Inside SM-18: the algorithm that decides when you review

Every card you review teaches the app something about your memory. Here is how BoostChinese schedules reviews so you study less and remember more.

Miguel Jiménez
Miguel Jiménez — 3 min read
Inside SM-18: the algorithm that decides when you review

Have you ever noticed that you can remember a word perfectly on Monday and completely blank on it by Friday? That's not you being bad at Chinese — that's just how human memory works. And it's exactly the problem our SM-18 algorithm was built to solve.

The forgetting curve (and why it's actually good news)

When you learn a new character, your memory of it starts fading almost immediately. Psychologists call this the forgetting curve, and at first glance it sounds depressing. But here's the good part: every time you recall a word just before you would have forgotten it, the memory comes back stronger and fades more slowly. Do this a few times and the word basically becomes permanent. So the secret isn't reviewing more — it's reviewing at the right moment. Too early and you're wasting time on things you already know. Too late and you're relearning from scratch. SM-18 lives in that sweet spot.

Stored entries
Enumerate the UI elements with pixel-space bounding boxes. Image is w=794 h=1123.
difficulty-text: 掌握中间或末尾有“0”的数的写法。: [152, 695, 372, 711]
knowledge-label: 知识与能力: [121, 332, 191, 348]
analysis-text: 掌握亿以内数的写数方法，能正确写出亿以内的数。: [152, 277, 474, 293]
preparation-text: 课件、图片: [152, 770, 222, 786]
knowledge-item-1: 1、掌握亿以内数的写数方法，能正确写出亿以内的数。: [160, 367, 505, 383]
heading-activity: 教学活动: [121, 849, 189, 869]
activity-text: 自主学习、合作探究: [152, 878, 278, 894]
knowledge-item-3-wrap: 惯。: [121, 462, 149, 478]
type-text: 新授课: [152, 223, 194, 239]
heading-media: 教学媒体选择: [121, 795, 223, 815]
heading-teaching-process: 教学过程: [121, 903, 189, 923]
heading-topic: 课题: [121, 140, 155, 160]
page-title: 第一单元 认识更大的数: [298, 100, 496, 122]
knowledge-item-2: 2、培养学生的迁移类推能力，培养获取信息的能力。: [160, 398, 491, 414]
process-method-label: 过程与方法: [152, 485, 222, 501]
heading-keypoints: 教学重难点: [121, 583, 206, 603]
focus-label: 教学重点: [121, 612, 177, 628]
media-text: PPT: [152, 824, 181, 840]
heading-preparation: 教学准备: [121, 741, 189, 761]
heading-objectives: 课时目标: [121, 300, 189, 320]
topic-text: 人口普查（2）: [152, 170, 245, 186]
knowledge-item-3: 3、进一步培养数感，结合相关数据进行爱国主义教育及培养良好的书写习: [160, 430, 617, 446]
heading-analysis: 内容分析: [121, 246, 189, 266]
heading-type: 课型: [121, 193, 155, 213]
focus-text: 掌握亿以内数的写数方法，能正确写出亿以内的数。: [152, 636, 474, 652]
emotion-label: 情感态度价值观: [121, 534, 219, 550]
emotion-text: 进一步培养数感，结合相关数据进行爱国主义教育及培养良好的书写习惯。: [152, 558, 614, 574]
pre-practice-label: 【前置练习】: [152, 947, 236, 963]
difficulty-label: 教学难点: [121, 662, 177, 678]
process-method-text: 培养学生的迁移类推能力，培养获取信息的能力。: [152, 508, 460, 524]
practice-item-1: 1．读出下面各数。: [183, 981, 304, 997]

TO DO => Transcribe the passage of the SM-18 article starting at "The forgetting curve (and" and ending at "that sweet spot.", preserving its wording and punctuation.

RESPONSE TO THIS TASK =>
The forgetting curve (and why it's actually good news)

When you learn a new character, your memory of it starts fading almost immediately. Psychologists call this the forgetting curve, and at first glance it sounds depressing. But here's the good part: every time you recall a word just before you would have forgotten it, the memory comes back stronger and fades more slowly. Do this a few times and the word basically becomes permanent. So the secret isn't reviewing more — it's reviewing at the right moment. Too early and you're wasting time on things you already know. Too late and you're relearning from scratch. SM-18 lives in that sweet spot.